[Start of Records to use]

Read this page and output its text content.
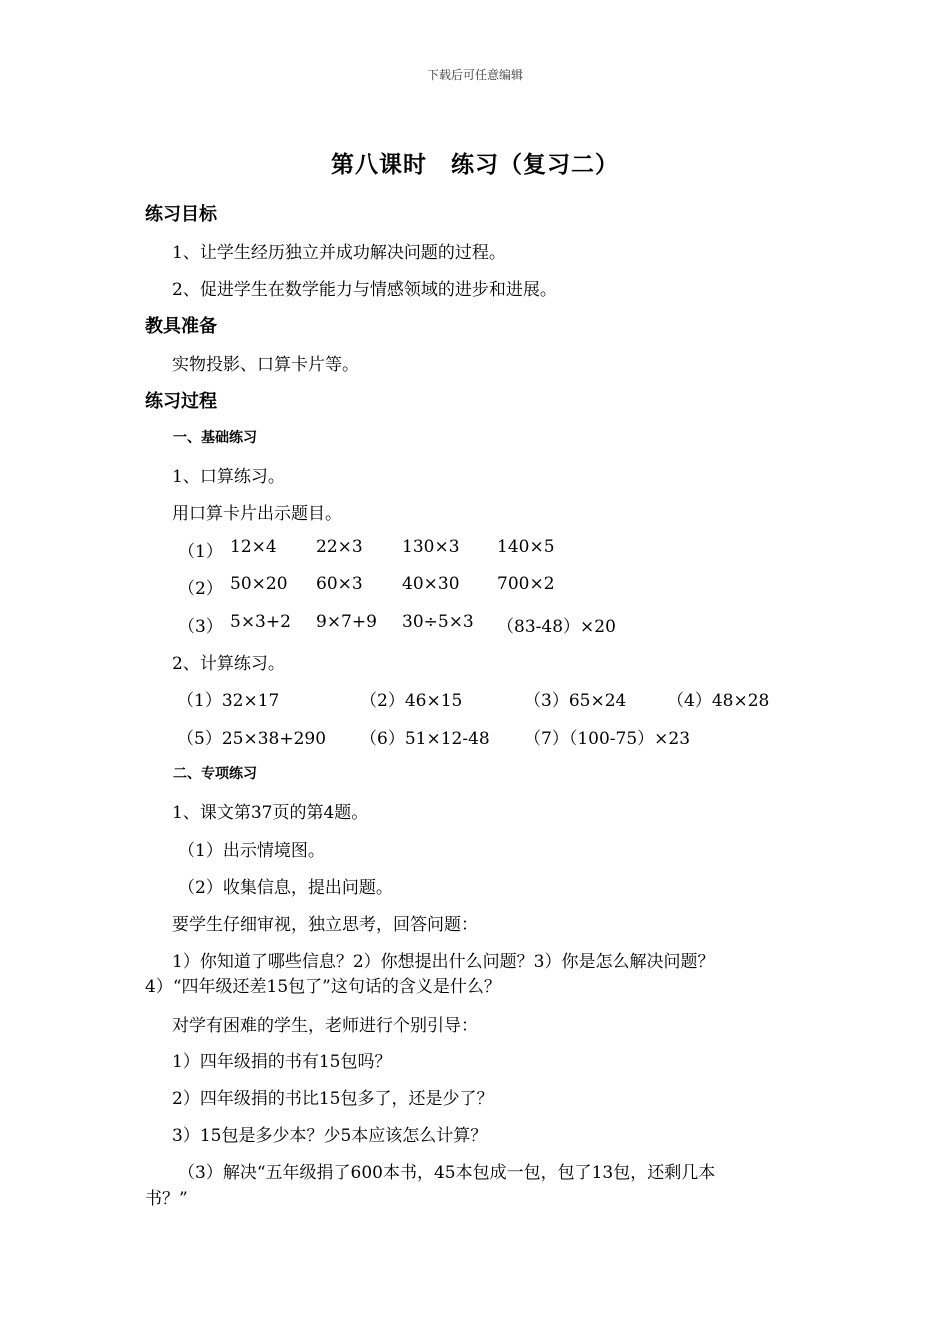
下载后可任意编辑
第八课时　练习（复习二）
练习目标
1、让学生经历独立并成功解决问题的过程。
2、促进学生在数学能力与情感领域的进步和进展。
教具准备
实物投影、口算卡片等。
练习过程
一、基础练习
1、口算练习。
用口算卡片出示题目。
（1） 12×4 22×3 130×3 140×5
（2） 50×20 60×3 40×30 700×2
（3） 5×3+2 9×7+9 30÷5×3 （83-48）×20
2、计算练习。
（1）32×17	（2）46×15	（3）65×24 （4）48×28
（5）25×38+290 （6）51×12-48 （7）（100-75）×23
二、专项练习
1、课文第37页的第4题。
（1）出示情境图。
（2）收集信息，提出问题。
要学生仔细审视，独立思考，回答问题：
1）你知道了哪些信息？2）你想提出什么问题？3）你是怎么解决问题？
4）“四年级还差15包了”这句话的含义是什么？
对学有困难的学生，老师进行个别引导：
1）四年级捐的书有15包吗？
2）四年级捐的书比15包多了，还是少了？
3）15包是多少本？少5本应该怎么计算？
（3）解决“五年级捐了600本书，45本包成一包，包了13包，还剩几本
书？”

[End of Records to use]
[Start of Records to use]

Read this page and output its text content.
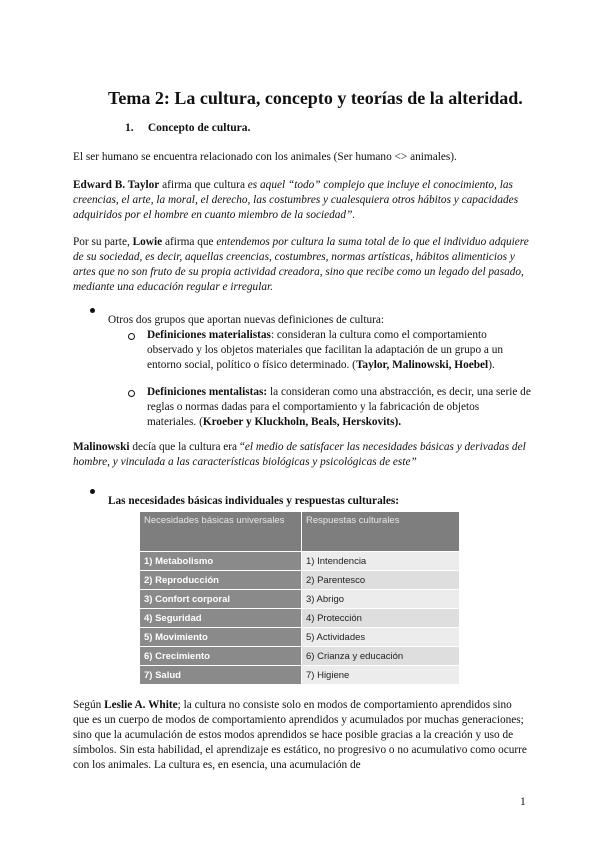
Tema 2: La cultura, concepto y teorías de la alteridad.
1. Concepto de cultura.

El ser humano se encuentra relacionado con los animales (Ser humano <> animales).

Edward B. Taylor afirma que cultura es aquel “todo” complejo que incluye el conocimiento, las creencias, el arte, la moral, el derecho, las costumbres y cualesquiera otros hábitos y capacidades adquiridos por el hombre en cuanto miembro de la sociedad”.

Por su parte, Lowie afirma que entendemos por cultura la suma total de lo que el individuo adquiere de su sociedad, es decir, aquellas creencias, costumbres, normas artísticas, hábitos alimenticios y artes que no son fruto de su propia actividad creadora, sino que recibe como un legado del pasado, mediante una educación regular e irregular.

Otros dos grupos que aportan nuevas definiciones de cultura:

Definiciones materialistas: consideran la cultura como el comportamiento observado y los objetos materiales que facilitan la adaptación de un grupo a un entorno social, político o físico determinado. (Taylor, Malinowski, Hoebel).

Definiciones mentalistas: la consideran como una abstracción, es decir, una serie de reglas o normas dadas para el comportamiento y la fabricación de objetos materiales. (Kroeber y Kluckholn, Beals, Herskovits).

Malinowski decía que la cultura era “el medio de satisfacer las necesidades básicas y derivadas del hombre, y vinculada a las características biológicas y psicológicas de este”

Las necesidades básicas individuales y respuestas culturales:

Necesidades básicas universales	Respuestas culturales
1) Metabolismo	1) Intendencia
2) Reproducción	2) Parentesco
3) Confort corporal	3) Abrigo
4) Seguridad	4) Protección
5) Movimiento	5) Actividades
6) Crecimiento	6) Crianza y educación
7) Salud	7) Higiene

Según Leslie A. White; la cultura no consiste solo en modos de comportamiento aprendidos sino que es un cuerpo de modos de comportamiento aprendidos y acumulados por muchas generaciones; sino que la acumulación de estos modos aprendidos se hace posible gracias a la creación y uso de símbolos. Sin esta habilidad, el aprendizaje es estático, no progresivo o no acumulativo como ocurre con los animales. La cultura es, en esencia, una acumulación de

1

[End of Records to use]

**What is needed:** Check each line of the records for the word "objetos", and show the lines that contain it.

**Exercise output:**
Definiciones materialistas: consideran la cultura como el comportamiento observado y los objetos materiales que facilitan la adaptación de un grupo a un entorno social, político o físico determinado. (Taylor, Malinowski, Hoebel).
Definiciones mentalistas: la consideran como una abstracción, es decir, una serie de reglas o normas dadas para el comportamiento y la fabricación de objetos materiales. (Kroeber y Kluckholn, Beals, Herskovits).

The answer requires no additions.